** Start of GIVEN RECORDS **

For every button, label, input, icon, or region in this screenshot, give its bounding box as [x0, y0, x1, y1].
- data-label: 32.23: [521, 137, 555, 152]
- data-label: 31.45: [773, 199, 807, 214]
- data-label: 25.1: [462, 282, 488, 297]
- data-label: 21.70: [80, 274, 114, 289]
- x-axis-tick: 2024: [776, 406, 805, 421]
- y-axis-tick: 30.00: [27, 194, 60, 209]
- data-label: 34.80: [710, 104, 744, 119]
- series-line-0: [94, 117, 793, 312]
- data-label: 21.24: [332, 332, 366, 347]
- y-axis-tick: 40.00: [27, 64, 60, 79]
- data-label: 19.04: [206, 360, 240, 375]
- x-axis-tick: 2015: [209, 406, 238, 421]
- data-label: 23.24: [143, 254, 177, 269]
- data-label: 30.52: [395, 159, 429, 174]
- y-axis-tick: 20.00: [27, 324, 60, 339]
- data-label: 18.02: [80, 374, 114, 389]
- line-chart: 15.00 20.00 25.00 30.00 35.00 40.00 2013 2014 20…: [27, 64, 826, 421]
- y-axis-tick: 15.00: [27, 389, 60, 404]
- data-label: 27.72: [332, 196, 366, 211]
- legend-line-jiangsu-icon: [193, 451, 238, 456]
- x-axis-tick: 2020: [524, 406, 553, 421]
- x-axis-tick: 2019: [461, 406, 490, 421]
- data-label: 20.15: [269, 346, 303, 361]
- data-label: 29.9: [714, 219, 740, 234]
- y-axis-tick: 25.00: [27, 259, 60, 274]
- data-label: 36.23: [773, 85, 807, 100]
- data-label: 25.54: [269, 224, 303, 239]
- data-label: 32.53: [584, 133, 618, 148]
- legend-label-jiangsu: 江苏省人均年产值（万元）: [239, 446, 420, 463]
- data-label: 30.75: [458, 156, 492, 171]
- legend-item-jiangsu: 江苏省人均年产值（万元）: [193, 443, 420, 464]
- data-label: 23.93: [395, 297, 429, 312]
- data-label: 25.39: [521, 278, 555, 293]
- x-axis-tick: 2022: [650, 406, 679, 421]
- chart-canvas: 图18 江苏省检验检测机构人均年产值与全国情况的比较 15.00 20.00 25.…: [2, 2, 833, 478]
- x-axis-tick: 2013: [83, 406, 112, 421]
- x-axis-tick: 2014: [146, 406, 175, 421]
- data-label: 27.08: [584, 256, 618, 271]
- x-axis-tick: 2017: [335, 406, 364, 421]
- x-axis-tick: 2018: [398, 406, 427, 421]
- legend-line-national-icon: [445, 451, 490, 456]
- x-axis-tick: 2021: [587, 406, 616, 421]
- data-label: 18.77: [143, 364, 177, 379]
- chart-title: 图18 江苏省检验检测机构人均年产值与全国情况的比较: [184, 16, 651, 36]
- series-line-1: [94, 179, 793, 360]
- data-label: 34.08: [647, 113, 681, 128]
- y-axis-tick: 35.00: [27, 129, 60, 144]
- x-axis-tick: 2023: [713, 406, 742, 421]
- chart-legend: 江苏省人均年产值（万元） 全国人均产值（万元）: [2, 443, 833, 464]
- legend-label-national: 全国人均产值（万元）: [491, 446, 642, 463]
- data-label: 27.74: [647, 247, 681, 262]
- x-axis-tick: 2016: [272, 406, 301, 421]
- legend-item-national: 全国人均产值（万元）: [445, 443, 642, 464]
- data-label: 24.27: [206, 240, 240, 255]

** End of GIVEN RECORDS **

◆ **TASK DESCRIPTION**
Print the material word for word, from its first line through the line that contains "- data-label: 25.1: [462, 282, 488, 297]", with both of those lines included.

◆ **RESULT OF THE TASK**
For every button, label, input, icon, or region in this screenshot, give its bounding box as [x0, y0, x1, y1].
- data-label: 32.23: [521, 137, 555, 152]
- data-label: 31.45: [773, 199, 807, 214]
- data-label: 25.1: [462, 282, 488, 297]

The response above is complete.